* _Task directions_
Would you write out the entries below, every one of them, exactly?

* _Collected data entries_

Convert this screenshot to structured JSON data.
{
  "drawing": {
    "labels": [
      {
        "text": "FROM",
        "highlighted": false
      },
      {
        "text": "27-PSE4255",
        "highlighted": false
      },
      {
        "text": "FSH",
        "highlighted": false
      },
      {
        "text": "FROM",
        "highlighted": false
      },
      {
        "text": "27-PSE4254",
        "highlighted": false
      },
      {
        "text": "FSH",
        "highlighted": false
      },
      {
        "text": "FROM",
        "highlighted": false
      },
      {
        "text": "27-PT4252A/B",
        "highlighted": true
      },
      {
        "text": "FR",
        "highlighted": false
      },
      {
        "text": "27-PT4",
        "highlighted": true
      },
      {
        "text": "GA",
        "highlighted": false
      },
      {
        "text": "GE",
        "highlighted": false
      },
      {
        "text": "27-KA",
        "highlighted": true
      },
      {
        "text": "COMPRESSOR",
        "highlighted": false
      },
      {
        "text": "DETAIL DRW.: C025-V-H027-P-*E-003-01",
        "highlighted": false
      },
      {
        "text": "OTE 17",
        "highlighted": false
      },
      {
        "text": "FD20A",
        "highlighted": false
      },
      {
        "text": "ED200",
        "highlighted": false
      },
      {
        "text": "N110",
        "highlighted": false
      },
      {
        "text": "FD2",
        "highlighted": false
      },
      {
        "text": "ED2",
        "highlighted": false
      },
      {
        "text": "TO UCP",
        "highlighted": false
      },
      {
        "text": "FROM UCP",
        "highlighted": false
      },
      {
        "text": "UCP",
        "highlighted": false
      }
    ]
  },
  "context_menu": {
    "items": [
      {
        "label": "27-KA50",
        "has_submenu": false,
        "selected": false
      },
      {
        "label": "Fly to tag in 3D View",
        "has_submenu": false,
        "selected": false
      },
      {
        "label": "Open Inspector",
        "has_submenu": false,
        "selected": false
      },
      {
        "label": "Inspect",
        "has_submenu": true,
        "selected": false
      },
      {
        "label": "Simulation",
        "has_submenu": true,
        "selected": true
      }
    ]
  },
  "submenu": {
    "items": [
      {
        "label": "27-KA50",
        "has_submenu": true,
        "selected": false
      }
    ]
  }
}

* _Result of the exercise_
Convert this screenshot to structured JSON data.
{
  "drawing": {
    "labels": [
      {
        "text": "FROM",
        "highlighted": false
      },
      {
        "text": "27-PSE4255",
        "highlighted": false
      },
      {
        "text": "FSH",
        "highlighted": false
      },
      {
        "text": "FROM",
        "highlighted": false
      },
      {
        "text": "27-PSE4254",
        "highlighted": false
      },
      {
        "text": "FSH",
        "highlighted": false
      },
      {
        "text": "FROM",
        "highlighted": false
      },
      {
        "text": "27-PT4252A/B",
        "highlighted": true
      },
      {
        "text": "FR",
        "highlighted": false
      },
      {
        "text": "27-PT4",
        "highlighted": true
      },
      {
        "text": "GA",
        "highlighted": false
      },
      {
        "text": "GE",
        "highlighted": false
      },
      {
        "text": "27-KA",
        "highlighted": true
      },
      {
        "text": "COMPRESSOR",
        "highlighted": false
      },
      {
        "text": "DETAIL DRW.: C025-V-H027-P-*E-003-01",
        "highlighted": false
      },
      {
        "text": "OTE 17",
        "highlighted": false
      },
      {
        "text": "FD20A",
        "highlighted": false
      },
      {
        "text": "ED200",
        "highlighted": false
      },
      {
        "text": "N110",
        "highlighted": false
      },
      {
        "text": "FD2",
        "highlighted": false
      },
      {
        "text": "ED2",
        "highlighted": false
      },
      {
        "text": "TO UCP",
        "highlighted": false
      },
      {
        "text": "FROM UCP",
        "highlighted": false
      },
      {
        "text": "UCP",
        "highlighted": false
      }
    ]
  },
  "context_menu": {
    "items": [
      {
        "label": "27-KA50",
        "has_submenu": false,
        "selected": false
      },
      {
        "label": "Fly to tag in 3D View",
        "has_submenu": false,
        "selected": false
      },
      {
        "label": "Open Inspector",
        "has_submenu": false,
        "selected": false
      },
      {
        "label": "Inspect",
        "has_submenu": true,
        "selected": false
      },
      {
        "label": "Simulation",
        "has_submenu": true,
        "selected": true
      }
    ]
  },
  "submenu": {
    "items": [
      {
        "label": "27-KA50",
        "has_submenu": true,
        "selected": false
      }
    ]
  }
}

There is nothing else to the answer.